* BEGIN *
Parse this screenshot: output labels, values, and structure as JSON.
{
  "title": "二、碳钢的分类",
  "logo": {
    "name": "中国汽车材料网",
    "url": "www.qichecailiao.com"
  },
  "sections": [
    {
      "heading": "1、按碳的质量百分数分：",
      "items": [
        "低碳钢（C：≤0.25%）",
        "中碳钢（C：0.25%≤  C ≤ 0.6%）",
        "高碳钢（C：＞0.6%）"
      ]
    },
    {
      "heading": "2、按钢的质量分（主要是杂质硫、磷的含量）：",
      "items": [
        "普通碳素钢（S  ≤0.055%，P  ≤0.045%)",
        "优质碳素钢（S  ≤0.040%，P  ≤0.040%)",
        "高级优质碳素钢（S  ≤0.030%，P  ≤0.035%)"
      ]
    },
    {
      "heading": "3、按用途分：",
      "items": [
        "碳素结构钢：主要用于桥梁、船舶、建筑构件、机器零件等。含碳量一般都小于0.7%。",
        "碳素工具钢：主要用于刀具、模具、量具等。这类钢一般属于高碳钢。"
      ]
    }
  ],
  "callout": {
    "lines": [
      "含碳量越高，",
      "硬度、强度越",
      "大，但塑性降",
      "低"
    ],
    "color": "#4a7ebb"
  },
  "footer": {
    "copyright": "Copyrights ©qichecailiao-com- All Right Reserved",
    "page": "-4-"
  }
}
* END *
◆ **Work to complete**: Could you transcribe the records in full, exactly?

◆ **Result of this task**:
Parse this screenshot: output labels, values, and structure as JSON.
{
  "title": "二、碳钢的分类",
  "logo": {
    "name": "中国汽车材料网",
    "url": "www.qichecailiao.com"
  },
  "sections": [
    {
      "heading": "1、按碳的质量百分数分：",
      "items": [
        "低碳钢（C：≤0.25%）",
        "中碳钢（C：0.25%≤  C ≤ 0.6%）",
        "高碳钢（C：＞0.6%）"
      ]
    },
    {
      "heading": "2、按钢的质量分（主要是杂质硫、磷的含量）：",
      "items": [
        "普通碳素钢（S  ≤0.055%，P  ≤0.045%)",
        "优质碳素钢（S  ≤0.040%，P  ≤0.040%)",
        "高级优质碳素钢（S  ≤0.030%，P  ≤0.035%)"
      ]
    },
    {
      "heading": "3、按用途分：",
      "items": [
        "碳素结构钢：主要用于桥梁、船舶、建筑构件、机器零件等。含碳量一般都小于0.7%。",
        "碳素工具钢：主要用于刀具、模具、量具等。这类钢一般属于高碳钢。"
      ]
    }
  ],
  "callout": {
    "lines": [
      "含碳量越高，",
      "硬度、强度越",
      "大，但塑性降",
      "低"
    ],
    "color": "#4a7ebb"
  },
  "footer": {
    "copyright": "Copyrights ©qichecailiao-com- All Right Reserved",
    "page": "-4-"
  }
}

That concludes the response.